* BRIEF *
Repeat the entire listing exactly.

* SUPPLIED INFORMATION *

-- -- --

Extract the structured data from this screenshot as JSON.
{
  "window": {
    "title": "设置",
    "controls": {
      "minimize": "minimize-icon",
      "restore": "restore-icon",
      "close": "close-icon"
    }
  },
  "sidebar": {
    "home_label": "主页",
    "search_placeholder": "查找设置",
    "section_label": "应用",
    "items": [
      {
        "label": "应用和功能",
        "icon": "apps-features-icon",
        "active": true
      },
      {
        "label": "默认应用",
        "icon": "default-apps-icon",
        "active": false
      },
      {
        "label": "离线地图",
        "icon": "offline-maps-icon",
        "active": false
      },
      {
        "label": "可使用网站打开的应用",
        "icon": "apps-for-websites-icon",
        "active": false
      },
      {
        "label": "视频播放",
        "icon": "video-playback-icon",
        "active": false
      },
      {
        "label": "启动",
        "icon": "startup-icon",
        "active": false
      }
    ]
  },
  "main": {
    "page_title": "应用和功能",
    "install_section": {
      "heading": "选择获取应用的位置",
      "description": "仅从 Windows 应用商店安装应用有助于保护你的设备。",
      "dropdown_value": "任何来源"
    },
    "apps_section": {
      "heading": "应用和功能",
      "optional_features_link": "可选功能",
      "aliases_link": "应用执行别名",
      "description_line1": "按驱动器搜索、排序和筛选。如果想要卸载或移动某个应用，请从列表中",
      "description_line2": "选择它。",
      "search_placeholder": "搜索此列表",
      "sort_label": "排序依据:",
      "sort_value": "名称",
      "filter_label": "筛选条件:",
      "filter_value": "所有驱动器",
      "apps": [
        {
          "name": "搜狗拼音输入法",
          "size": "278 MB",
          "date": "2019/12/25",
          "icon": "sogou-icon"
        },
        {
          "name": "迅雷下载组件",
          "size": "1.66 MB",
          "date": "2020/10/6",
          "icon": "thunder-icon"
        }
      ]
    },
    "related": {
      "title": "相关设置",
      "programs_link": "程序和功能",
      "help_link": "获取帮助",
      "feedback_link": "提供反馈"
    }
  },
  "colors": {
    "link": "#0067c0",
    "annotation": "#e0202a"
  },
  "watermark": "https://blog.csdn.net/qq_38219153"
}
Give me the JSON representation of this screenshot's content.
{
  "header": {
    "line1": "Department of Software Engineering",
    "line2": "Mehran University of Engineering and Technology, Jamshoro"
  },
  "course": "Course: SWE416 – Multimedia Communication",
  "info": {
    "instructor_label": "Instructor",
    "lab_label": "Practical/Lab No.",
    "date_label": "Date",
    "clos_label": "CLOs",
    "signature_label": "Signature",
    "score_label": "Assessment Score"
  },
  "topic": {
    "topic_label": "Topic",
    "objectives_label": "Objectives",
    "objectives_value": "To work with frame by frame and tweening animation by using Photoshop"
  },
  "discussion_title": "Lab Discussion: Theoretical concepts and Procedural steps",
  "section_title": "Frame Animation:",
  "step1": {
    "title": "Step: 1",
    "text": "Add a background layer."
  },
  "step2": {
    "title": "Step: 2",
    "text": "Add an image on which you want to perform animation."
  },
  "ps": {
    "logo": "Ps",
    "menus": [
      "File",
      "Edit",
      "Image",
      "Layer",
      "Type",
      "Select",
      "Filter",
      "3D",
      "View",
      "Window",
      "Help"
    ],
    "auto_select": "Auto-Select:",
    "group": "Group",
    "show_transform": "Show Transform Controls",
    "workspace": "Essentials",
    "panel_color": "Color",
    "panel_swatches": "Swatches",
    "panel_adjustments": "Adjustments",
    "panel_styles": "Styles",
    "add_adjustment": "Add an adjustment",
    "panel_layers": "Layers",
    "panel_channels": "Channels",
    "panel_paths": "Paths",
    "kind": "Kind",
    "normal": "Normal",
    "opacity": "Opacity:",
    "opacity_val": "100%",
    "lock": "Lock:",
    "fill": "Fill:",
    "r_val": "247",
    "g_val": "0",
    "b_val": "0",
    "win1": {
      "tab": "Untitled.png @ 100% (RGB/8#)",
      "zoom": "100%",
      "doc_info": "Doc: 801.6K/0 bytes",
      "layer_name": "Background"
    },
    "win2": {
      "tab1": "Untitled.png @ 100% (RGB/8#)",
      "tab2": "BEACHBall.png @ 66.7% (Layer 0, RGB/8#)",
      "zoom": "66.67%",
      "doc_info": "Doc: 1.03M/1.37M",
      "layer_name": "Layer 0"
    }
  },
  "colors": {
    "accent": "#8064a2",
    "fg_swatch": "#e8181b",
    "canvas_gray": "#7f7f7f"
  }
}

-- -- --

* TASK RESULT *
Extract the structured data from this screenshot as JSON.
{
  "window": {
    "title": "设置",
    "controls": {
      "minimize": "minimize-icon",
      "restore": "restore-icon",
      "close": "close-icon"
    }
  },
  "sidebar": {
    "home_label": "主页",
    "search_placeholder": "查找设置",
    "section_label": "应用",
    "items": [
      {
        "label": "应用和功能",
        "icon": "apps-features-icon",
        "active": true
      },
      {
        "label": "默认应用",
        "icon": "default-apps-icon",
        "active": false
      },
      {
        "label": "离线地图",
        "icon": "offline-maps-icon",
        "active": false
      },
      {
        "label": "可使用网站打开的应用",
        "icon": "apps-for-websites-icon",
        "active": false
      },
      {
        "label": "视频播放",
        "icon": "video-playback-icon",
        "active": false
      },
      {
        "label": "启动",
        "icon": "startup-icon",
        "active": false
      }
    ]
  },
  "main": {
    "page_title": "应用和功能",
    "install_section": {
      "heading": "选择获取应用的位置",
      "description": "仅从 Windows 应用商店安装应用有助于保护你的设备。",
      "dropdown_value": "任何来源"
    },
    "apps_section": {
      "heading": "应用和功能",
      "optional_features_link": "可选功能",
      "aliases_link": "应用执行别名",
      "description_line1": "按驱动器搜索、排序和筛选。如果想要卸载或移动某个应用，请从列表中",
      "description_line2": "选择它。",
      "search_placeholder": "搜索此列表",
      "sort_label": "排序依据:",
      "sort_value": "名称",
      "filter_label": "筛选条件:",
      "filter_value": "所有驱动器",
      "apps": [
        {
          "name": "搜狗拼音输入法",
          "size": "278 MB",
          "date": "2019/12/25",
          "icon": "sogou-icon"
        },
        {
          "name": "迅雷下载组件",
          "size": "1.66 MB",
          "date": "2020/10/6",
          "icon": "thunder-icon"
        }
      ]
    },
    "related": {
      "title": "相关设置",
      "programs_link": "程序和功能",
      "help_link": "获取帮助",
      "feedback_link": "提供反馈"
    }
  },
  "colors": {
    "link": "#0067c0",
    "annotation": "#e0202a"
  },
  "watermark": "https://blog.csdn.net/qq_38219153"
}
Give me the JSON representation of this screenshot's content.
{
  "header": {
    "line1": "Department of Software Engineering",
    "line2": "Mehran University of Engineering and Technology, Jamshoro"
  },
  "course": "Course: SWE416 – Multimedia Communication",
  "info": {
    "instructor_label": "Instructor",
    "lab_label": "Practical/Lab No.",
    "date_label": "Date",
    "clos_label": "CLOs",
    "signature_label": "Signature",
    "score_label": "Assessment Score"
  },
  "topic": {
    "topic_label": "Topic",
    "objectives_label": "Objectives",
    "objectives_value": "To work with frame by frame and tweening animation by using Photoshop"
  },
  "discussion_title": "Lab Discussion: Theoretical concepts and Procedural steps",
  "section_title": "Frame Animation:",
  "step1": {
    "title": "Step: 1",
    "text": "Add a background layer."
  },
  "step2": {
    "title": "Step: 2",
    "text": "Add an image on which you want to perform animation."
  },
  "ps": {
    "logo": "Ps",
    "menus": [
      "File",
      "Edit",
      "Image",
      "Layer",
      "Type",
      "Select",
      "Filter",
      "3D",
      "View",
      "Window",
      "Help"
    ],
    "auto_select": "Auto-Select:",
    "group": "Group",
    "show_transform": "Show Transform Controls",
    "workspace": "Essentials",
    "panel_color": "Color",
    "panel_swatches": "Swatches",
    "panel_adjustments": "Adjustments",
    "panel_styles": "Styles",
    "add_adjustment": "Add an adjustment",
    "panel_layers": "Layers",
    "panel_channels": "Channels",
    "panel_paths": "Paths",
    "kind": "Kind",
    "normal": "Normal",
    "opacity": "Opacity:",
    "opacity_val": "100%",
    "lock": "Lock:",
    "fill": "Fill:",
    "r_val": "247",
    "g_val": "0",
    "b_val": "0",
    "win1": {
      "tab": "Untitled.png @ 100% (RGB/8#)",
      "zoom": "100%",
      "doc_info": "Doc: 801.6K/0 bytes",
      "layer_name": "Background"
    },
    "win2": {
      "tab1": "Untitled.png @ 100% (RGB/8#)",
      "tab2": "BEACHBall.png @ 66.7% (Layer 0, RGB/8#)",
      "zoom": "66.67%",
      "doc_info": "Doc: 1.03M/1.37M",
      "layer_name": "Layer 0"
    }
  },
  "colors": {
    "accent": "#8064a2",
    "fg_swatch": "#e8181b",
    "canvas_gray": "#7f7f7f"
  }
}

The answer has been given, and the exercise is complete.